A block of data
----------
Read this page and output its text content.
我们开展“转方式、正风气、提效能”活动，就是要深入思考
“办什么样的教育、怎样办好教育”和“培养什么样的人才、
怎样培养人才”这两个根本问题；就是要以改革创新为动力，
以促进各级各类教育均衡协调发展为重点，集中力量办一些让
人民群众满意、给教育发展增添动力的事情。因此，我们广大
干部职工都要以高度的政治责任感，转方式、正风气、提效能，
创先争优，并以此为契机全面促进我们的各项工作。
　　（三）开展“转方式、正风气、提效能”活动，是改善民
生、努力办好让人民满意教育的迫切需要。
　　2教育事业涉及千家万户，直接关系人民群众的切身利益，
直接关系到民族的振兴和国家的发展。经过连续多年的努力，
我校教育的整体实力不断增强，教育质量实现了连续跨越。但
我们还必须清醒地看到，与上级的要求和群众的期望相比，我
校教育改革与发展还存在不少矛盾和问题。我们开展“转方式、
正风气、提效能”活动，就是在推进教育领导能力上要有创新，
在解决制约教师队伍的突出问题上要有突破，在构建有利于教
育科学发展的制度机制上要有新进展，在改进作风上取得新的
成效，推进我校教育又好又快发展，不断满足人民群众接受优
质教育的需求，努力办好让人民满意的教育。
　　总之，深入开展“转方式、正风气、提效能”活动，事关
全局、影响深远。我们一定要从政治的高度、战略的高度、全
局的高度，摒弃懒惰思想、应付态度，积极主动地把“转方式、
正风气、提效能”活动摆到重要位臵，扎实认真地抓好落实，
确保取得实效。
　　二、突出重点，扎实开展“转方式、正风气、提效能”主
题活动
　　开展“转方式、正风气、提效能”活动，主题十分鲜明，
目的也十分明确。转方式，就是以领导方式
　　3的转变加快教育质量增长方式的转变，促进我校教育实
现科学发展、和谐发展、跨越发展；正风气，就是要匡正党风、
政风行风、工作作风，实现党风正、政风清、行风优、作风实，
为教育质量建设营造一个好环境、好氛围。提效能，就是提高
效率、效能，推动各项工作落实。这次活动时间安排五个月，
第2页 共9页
----------
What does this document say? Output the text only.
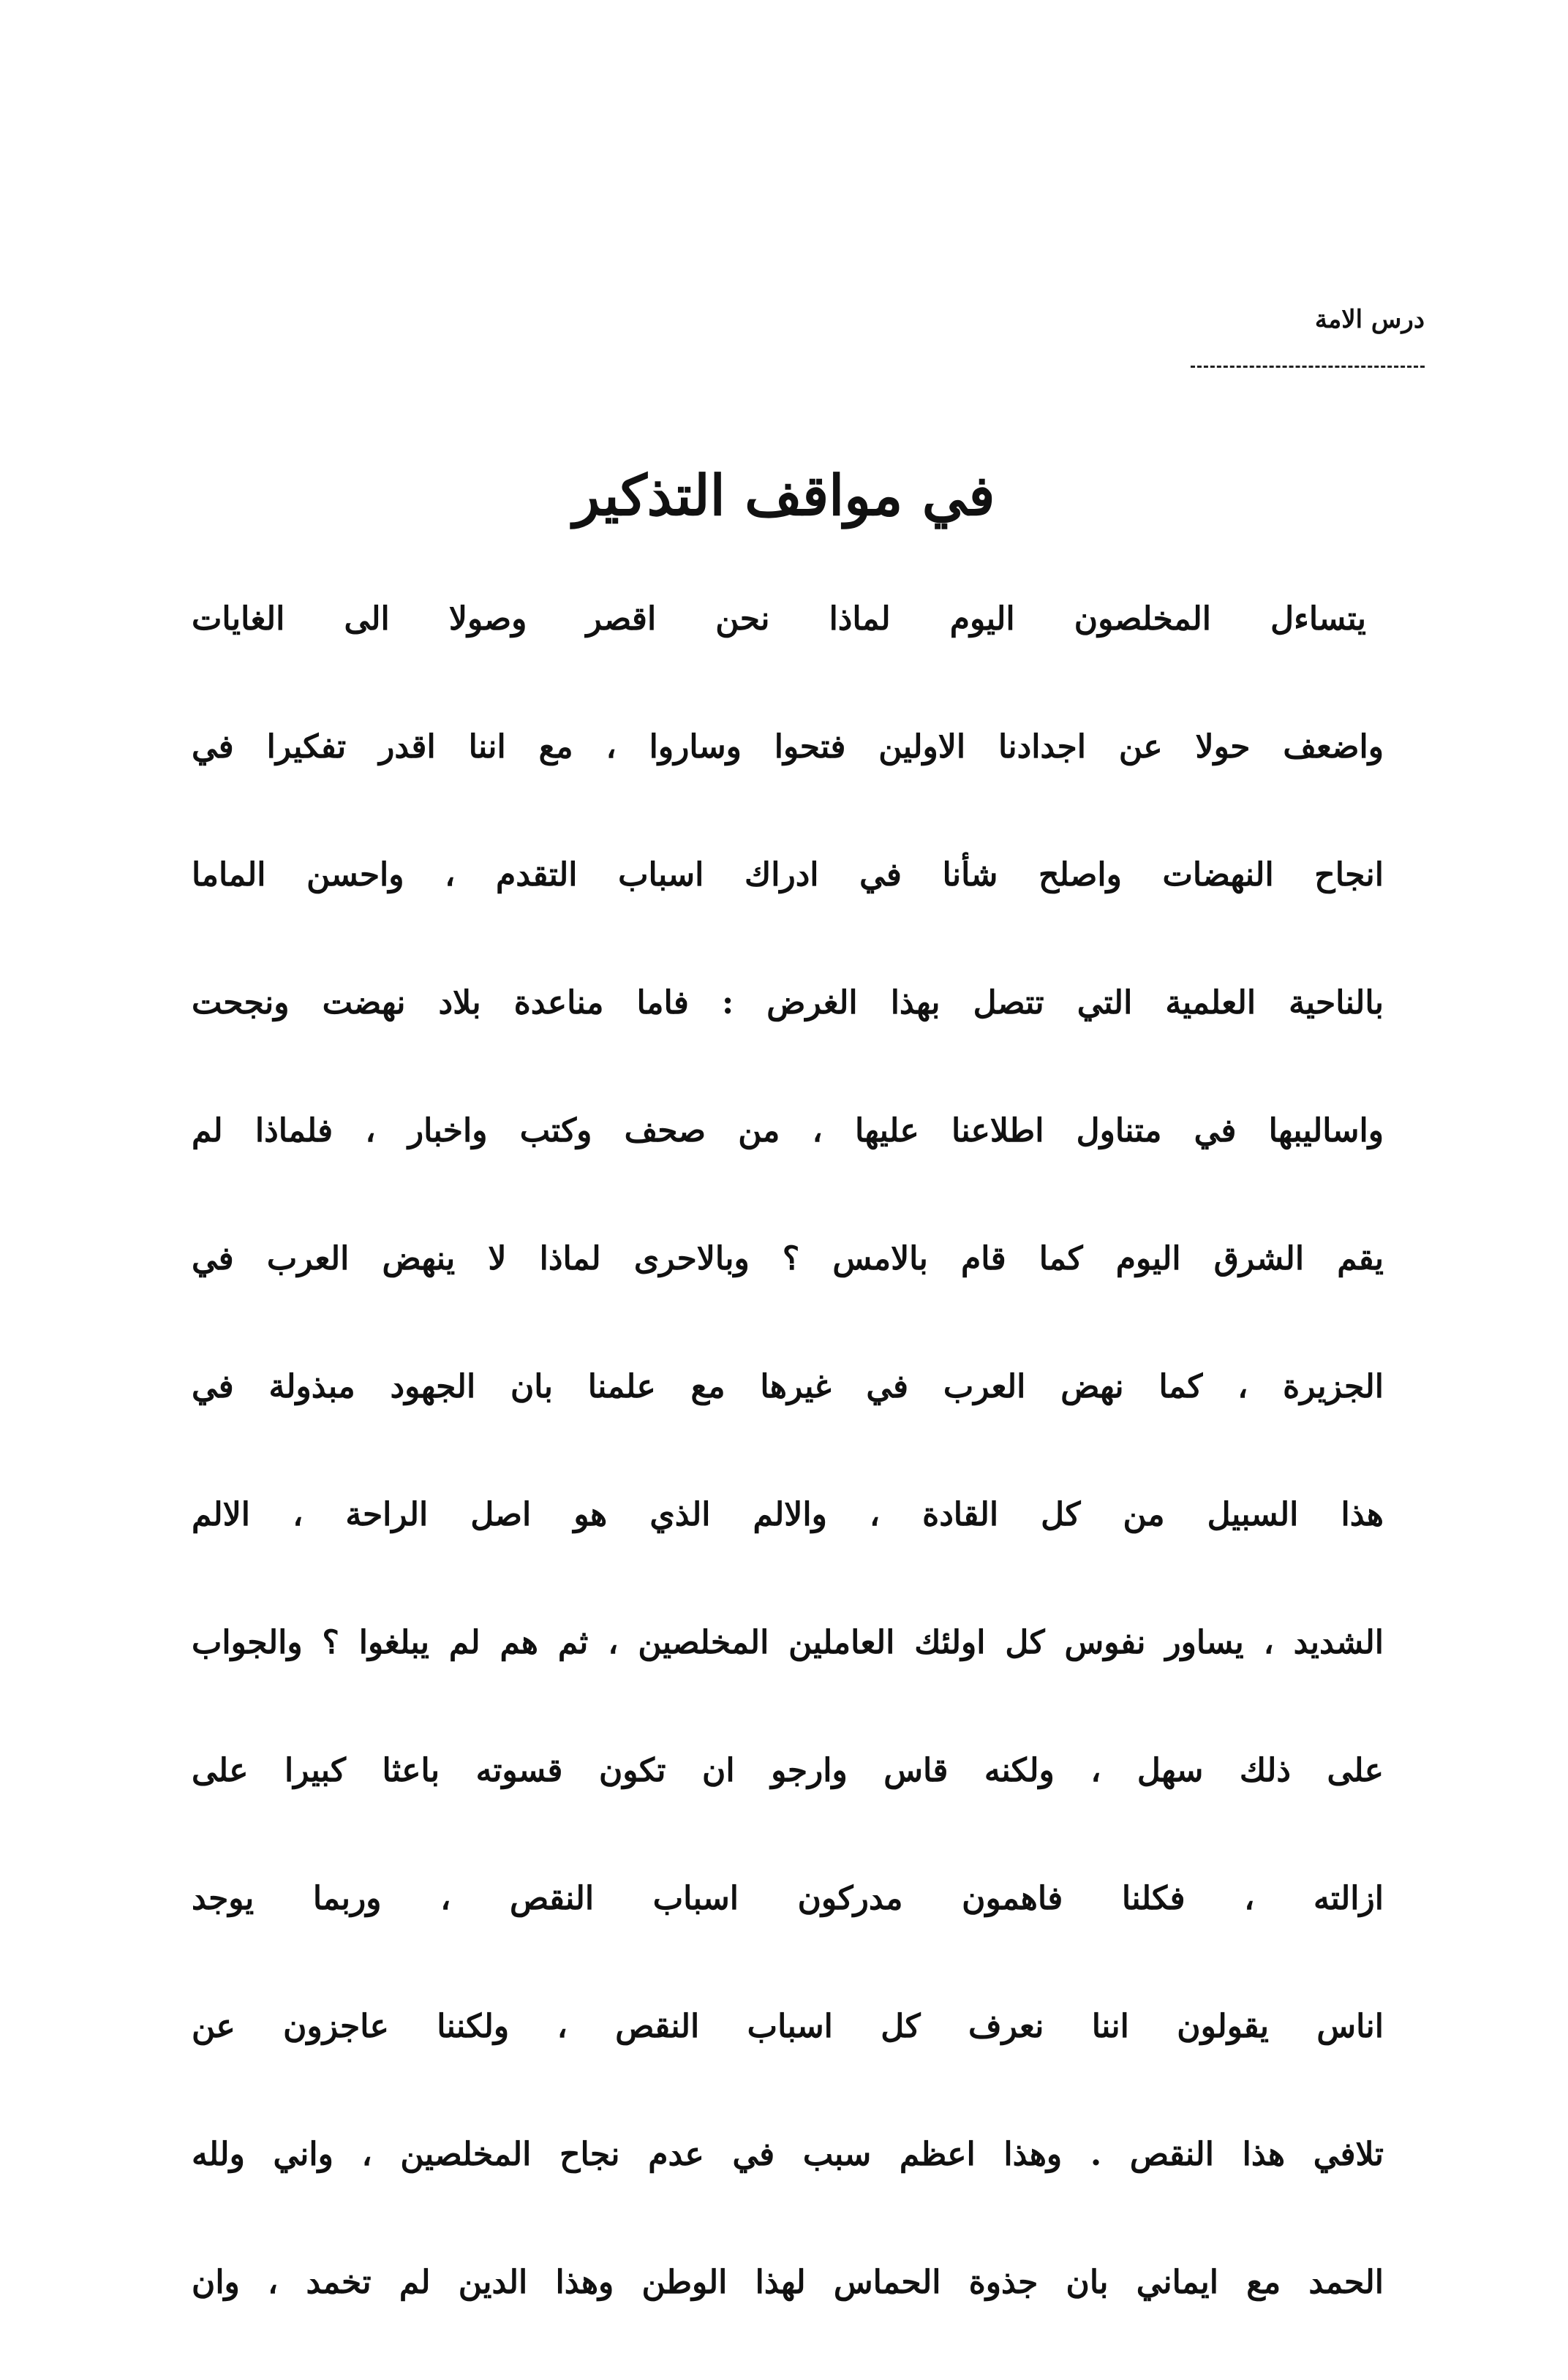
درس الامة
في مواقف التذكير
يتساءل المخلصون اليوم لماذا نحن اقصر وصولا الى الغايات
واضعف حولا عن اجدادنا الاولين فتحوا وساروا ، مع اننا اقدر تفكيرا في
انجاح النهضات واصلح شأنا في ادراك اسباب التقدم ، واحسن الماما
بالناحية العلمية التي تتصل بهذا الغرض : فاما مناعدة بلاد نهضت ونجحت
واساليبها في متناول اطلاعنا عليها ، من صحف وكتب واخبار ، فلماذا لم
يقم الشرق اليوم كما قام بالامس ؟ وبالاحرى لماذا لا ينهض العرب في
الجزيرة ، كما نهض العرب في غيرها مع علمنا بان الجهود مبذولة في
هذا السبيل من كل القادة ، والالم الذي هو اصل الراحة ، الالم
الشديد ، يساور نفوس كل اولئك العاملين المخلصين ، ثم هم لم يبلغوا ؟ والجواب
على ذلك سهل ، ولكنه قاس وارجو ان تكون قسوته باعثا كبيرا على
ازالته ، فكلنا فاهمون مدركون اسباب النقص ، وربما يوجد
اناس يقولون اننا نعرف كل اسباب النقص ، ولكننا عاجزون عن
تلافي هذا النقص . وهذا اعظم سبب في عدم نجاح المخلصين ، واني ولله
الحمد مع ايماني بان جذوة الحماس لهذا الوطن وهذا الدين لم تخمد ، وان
----------
**JOB**
Examine the records and pull out every line where the string "النقص" occurs.

**FINAL RESULT**
ازالته ، فكلنا فاهمون مدركون اسباب النقص ، وربما يوجد
اناس يقولون اننا نعرف كل اسباب النقص ، ولكننا عاجزون عن
تلافي هذا النقص . وهذا اعظم سبب في عدم نجاح المخلصين ، واني ولله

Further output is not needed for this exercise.